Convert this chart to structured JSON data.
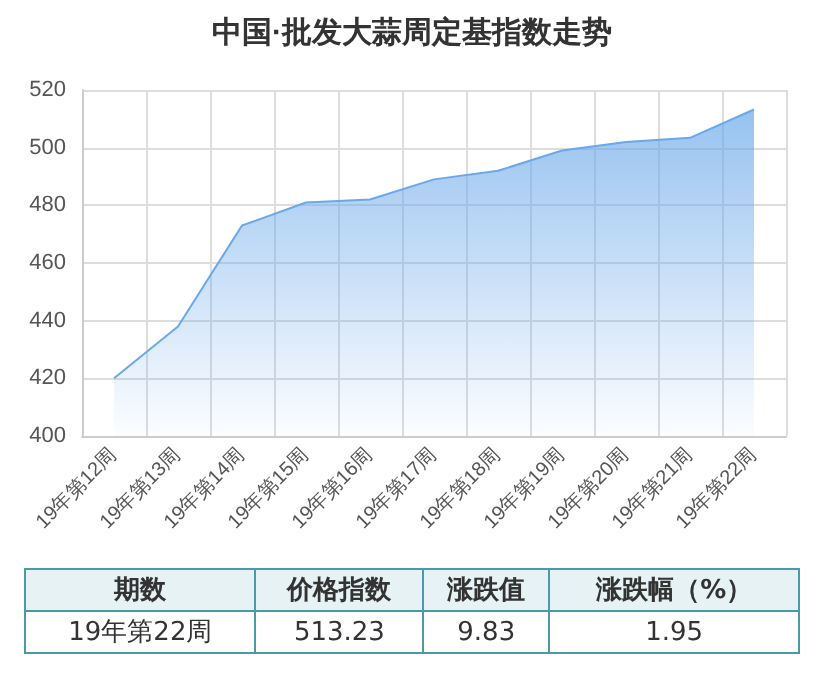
{
  "chart_data": {
    "type": "area",
    "title": "中国·批发大蒜周定基指数走势",
    "categories": [
      "19年第12周",
      "19年第13周",
      "19年第14周",
      "19年第15周",
      "19年第16周",
      "19年第17周",
      "19年第18周",
      "19年第19周",
      "19年第20周",
      "19年第21周",
      "19年第22周"
    ],
    "series": [
      {
        "color": "#6aa8ea",
        "values": [
          420,
          438,
          473,
          481,
          482,
          489,
          492,
          499,
          502,
          503.4,
          513.23
        ]
      }
    ],
    "ylim": [
      400,
      520
    ],
    "yticks": [
      400,
      420,
      440,
      460,
      480,
      500,
      520
    ],
    "grid": true,
    "annotations": [
      "期数",
      "价格指数",
      "涨跌值",
      "涨跌幅（%）",
      "19年第22周",
      "513.23",
      "9.83",
      "1.95"
    ]
  }
}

OBJECTIVE:
Your copy of the data above should match it exactly, except that pictures are left out.

FINISHED TASK:
Convert this chart to structured JSON data.
{
  "chart_data": {
    "type": "area",
    "title": "中国·批发大蒜周定基指数走势",
    "categories": [
      "19年第12周",
      "19年第13周",
      "19年第14周",
      "19年第15周",
      "19年第16周",
      "19年第17周",
      "19年第18周",
      "19年第19周",
      "19年第20周",
      "19年第21周",
      "19年第22周"
    ],
    "series": [
      {
        "color": "#6aa8ea",
        "values": [
          420,
          438,
          473,
          481,
          482,
          489,
          492,
          499,
          502,
          503.4,
          513.23
        ]
      }
    ],
    "ylim": [
      400,
      520
    ],
    "yticks": [
      400,
      420,
      440,
      460,
      480,
      500,
      520
    ],
    "grid": true,
    "annotations": [
      "期数",
      "价格指数",
      "涨跌值",
      "涨跌幅（%）",
      "19年第22周",
      "513.23",
      "9.83",
      "1.95"
    ]
  }
}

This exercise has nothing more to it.